TO BE DONE — Transcribe the records exactly. Pictures do not belong in the transcription.

DATA SUPPLIED —
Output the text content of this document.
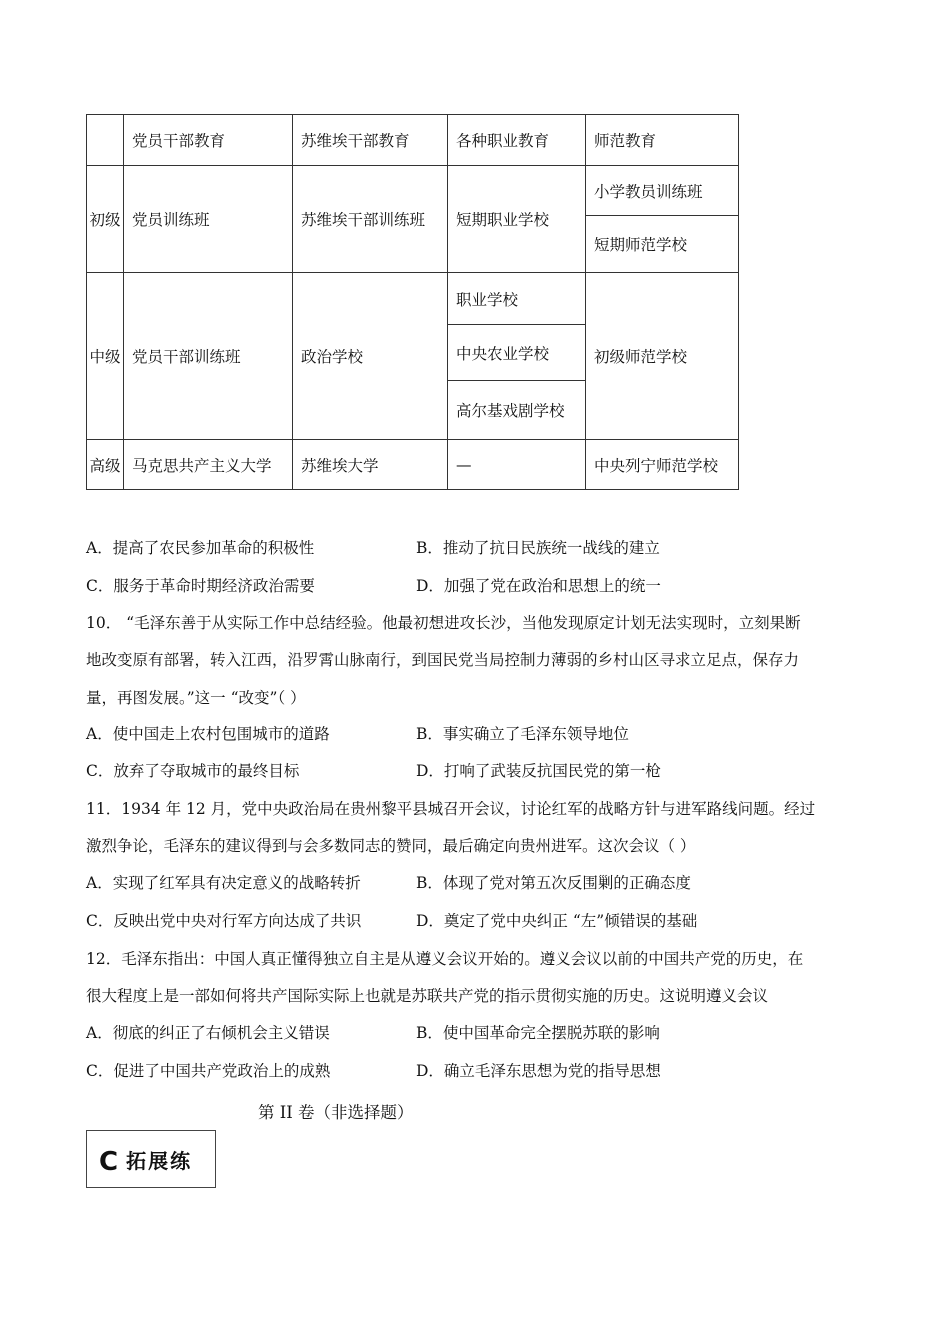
	党员干部教育	苏维埃干部教育	各种职业教育	师范教育
初级	党员训练班	苏维埃干部训练班	短期职业学校	小学教员训练班
				短期师范学校
中级	党员干部训练班	政治学校	职业学校	初级师范学校
			中央农业学校	
			高尔基戏剧学校	
高级	马克思共产主义大学	苏维埃大学	—	中央列宁师范学校
A．提高了农民参加革命的积极性	B．推动了抗日民族统一战线的建立
C．服务于革命时期经济政治需要	D．加强了党在政治和思想上的统一
10． “毛泽东善于从实际工作中总结经验。他最初想进攻长沙，当他发现原定计划无法实现时，立刻果断
地改变原有部署，转入江西，沿罗霄山脉南行，到国民党当局控制力薄弱的乡村山区寻求立足点，保存力
量，再图发展。”这一 “改变”（ ）
A．使中国走上农村包围城市的道路	B．事实确立了毛泽东领导地位
C．放弃了夺取城市的最终目标	D．打响了武装反抗国民党的第一枪
11．1934 年 12 月，党中央政治局在贵州黎平县城召开会议，讨论红军的战略方针与进军路线问题。经过
激烈争论，毛泽东的建议得到与会多数同志的赞同，最后确定向贵州进军。这次会议（ ）
A．实现了红军具有决定意义的战略转折	B．体现了党对第五次反围剿的正确态度
C．反映出党中央对行军方向达成了共识	D．奠定了党中央纠正 “左”倾错误的基础
12．毛泽东指出：中国人真正懂得独立自主是从遵义会议开始的。遵义会议以前的中国共产党的历史，在
很大程度上是一部如何将共产国际实际上也就是苏联共产党的指示贯彻实施的历史。这说明遵义会议
A．彻底的纠正了右倾机会主义错误	B．使中国革命完全摆脱苏联的影响
C．促进了中国共产党政治上的成熟	D．确立毛泽东思想为党的指导思想
第 II 卷（非选择题）
C 拓展练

SOLUTION —
Output the text content of this document.
	党员干部教育	苏维埃干部教育	各种职业教育	师范教育
初级	党员训练班	苏维埃干部训练班	短期职业学校	小学教员训练班
				短期师范学校
中级	党员干部训练班	政治学校	职业学校	初级师范学校
			中央农业学校	
			高尔基戏剧学校	
高级	马克思共产主义大学	苏维埃大学	—	中央列宁师范学校
A．提高了农民参加革命的积极性	B．推动了抗日民族统一战线的建立
C．服务于革命时期经济政治需要	D．加强了党在政治和思想上的统一
10． “毛泽东善于从实际工作中总结经验。他最初想进攻长沙，当他发现原定计划无法实现时，立刻果断
地改变原有部署，转入江西，沿罗霄山脉南行，到国民党当局控制力薄弱的乡村山区寻求立足点，保存力
量，再图发展。”这一 “改变”（ ）
A．使中国走上农村包围城市的道路	B．事实确立了毛泽东领导地位
C．放弃了夺取城市的最终目标	D．打响了武装反抗国民党的第一枪
11．1934 年 12 月，党中央政治局在贵州黎平县城召开会议，讨论红军的战略方针与进军路线问题。经过
激烈争论，毛泽东的建议得到与会多数同志的赞同，最后确定向贵州进军。这次会议（ ）
A．实现了红军具有决定意义的战略转折	B．体现了党对第五次反围剿的正确态度
C．反映出党中央对行军方向达成了共识	D．奠定了党中央纠正 “左”倾错误的基础
12．毛泽东指出：中国人真正懂得独立自主是从遵义会议开始的。遵义会议以前的中国共产党的历史，在
很大程度上是一部如何将共产国际实际上也就是苏联共产党的指示贯彻实施的历史。这说明遵义会议
A．彻底的纠正了右倾机会主义错误	B．使中国革命完全摆脱苏联的影响
C．促进了中国共产党政治上的成熟	D．确立毛泽东思想为党的指导思想
第 II 卷（非选择题）
C 拓展练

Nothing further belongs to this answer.